**Problem to work on**
Reproduce the data below in full and exclude every picture.

━━━ Dataset entries

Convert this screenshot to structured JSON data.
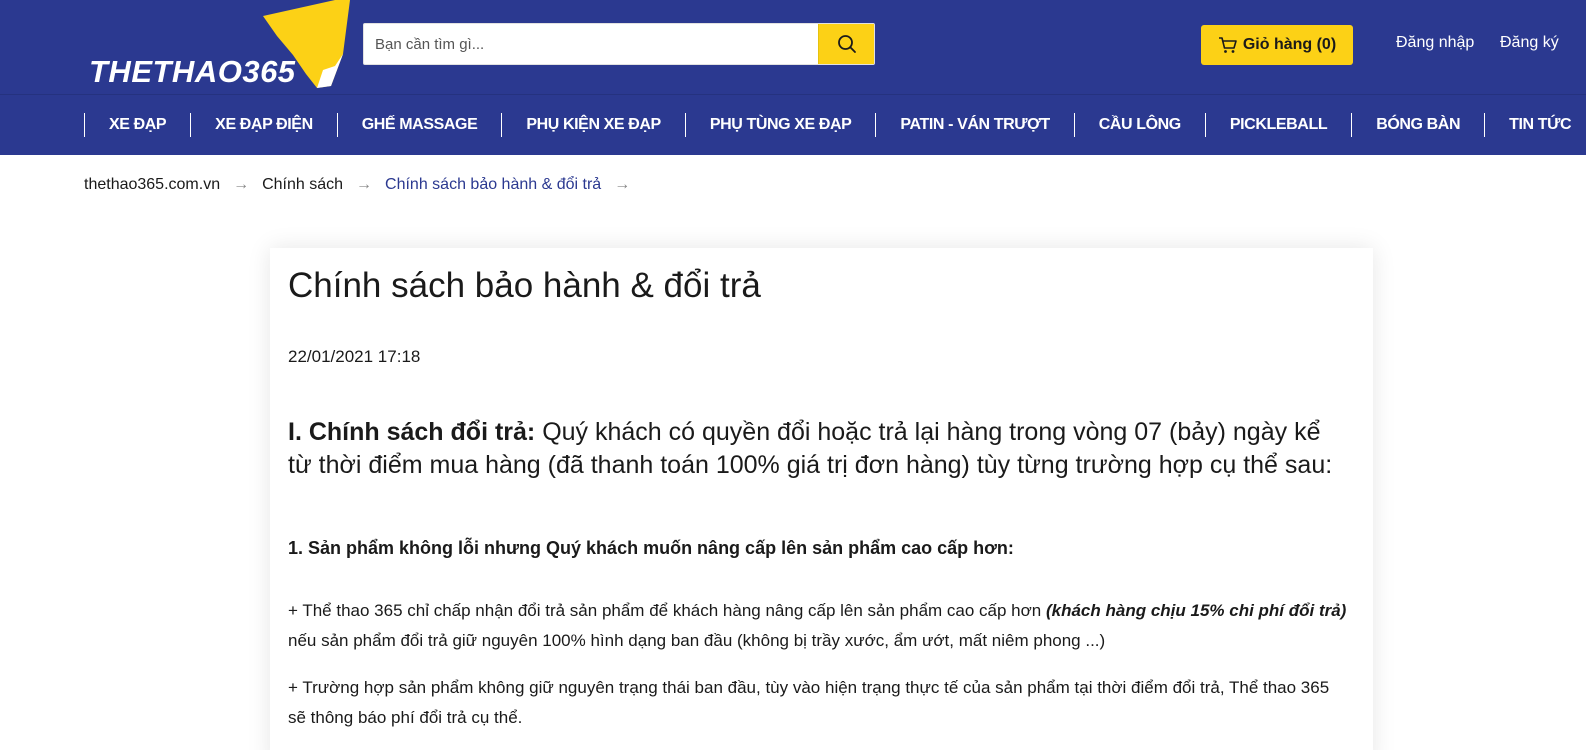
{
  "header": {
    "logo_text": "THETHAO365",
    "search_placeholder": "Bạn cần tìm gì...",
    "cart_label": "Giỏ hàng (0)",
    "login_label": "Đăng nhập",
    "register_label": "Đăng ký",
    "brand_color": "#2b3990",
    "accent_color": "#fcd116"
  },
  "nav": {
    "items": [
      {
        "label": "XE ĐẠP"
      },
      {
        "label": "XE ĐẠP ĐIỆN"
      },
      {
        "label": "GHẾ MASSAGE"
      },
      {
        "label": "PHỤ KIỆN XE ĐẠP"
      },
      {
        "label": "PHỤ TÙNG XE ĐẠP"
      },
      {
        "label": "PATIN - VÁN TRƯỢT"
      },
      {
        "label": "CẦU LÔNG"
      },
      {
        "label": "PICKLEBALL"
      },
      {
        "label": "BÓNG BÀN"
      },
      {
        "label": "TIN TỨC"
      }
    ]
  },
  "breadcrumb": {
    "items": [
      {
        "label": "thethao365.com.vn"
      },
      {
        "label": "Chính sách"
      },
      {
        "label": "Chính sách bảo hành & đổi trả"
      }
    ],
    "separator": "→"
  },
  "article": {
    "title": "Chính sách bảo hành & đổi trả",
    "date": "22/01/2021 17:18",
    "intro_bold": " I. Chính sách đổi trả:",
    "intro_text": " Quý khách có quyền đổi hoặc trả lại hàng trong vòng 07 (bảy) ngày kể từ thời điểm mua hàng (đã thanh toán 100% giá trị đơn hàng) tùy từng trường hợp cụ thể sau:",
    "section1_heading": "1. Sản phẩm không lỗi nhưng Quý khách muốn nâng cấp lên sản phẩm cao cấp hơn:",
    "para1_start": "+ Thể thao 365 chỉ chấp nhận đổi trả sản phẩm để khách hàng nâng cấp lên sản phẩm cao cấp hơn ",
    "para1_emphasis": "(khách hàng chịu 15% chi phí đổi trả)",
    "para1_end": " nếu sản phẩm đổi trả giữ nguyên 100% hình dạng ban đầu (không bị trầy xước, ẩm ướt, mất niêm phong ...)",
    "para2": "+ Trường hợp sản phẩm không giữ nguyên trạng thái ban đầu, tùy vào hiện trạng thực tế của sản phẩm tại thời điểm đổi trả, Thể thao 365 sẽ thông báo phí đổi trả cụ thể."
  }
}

━━━━━━

**Exercise output**
Convert this screenshot to structured JSON data.
{
  "header": {
    "logo_text": "THETHAO365",
    "search_placeholder": "Bạn cần tìm gì...",
    "cart_label": "Giỏ hàng (0)",
    "login_label": "Đăng nhập",
    "register_label": "Đăng ký",
    "brand_color": "#2b3990",
    "accent_color": "#fcd116"
  },
  "nav": {
    "items": [
      {
        "label": "XE ĐẠP"
      },
      {
        "label": "XE ĐẠP ĐIỆN"
      },
      {
        "label": "GHẾ MASSAGE"
      },
      {
        "label": "PHỤ KIỆN XE ĐẠP"
      },
      {
        "label": "PHỤ TÙNG XE ĐẠP"
      },
      {
        "label": "PATIN - VÁN TRƯỢT"
      },
      {
        "label": "CẦU LÔNG"
      },
      {
        "label": "PICKLEBALL"
      },
      {
        "label": "BÓNG BÀN"
      },
      {
        "label": "TIN TỨC"
      }
    ]
  },
  "breadcrumb": {
    "items": [
      {
        "label": "thethao365.com.vn"
      },
      {
        "label": "Chính sách"
      },
      {
        "label": "Chính sách bảo hành & đổi trả"
      }
    ],
    "separator": "→"
  },
  "article": {
    "title": "Chính sách bảo hành & đổi trả",
    "date": "22/01/2021 17:18",
    "intro_bold": " I. Chính sách đổi trả:",
    "intro_text": " Quý khách có quyền đổi hoặc trả lại hàng trong vòng 07 (bảy) ngày kể từ thời điểm mua hàng (đã thanh toán 100% giá trị đơn hàng) tùy từng trường hợp cụ thể sau:",
    "section1_heading": "1. Sản phẩm không lỗi nhưng Quý khách muốn nâng cấp lên sản phẩm cao cấp hơn:",
    "para1_start": "+ Thể thao 365 chỉ chấp nhận đổi trả sản phẩm để khách hàng nâng cấp lên sản phẩm cao cấp hơn ",
    "para1_emphasis": "(khách hàng chịu 15% chi phí đổi trả)",
    "para1_end": " nếu sản phẩm đổi trả giữ nguyên 100% hình dạng ban đầu (không bị trầy xước, ẩm ướt, mất niêm phong ...)",
    "para2": "+ Trường hợp sản phẩm không giữ nguyên trạng thái ban đầu, tùy vào hiện trạng thực tế của sản phẩm tại thời điểm đổi trả, Thể thao 365 sẽ thông báo phí đổi trả cụ thể."
  }
}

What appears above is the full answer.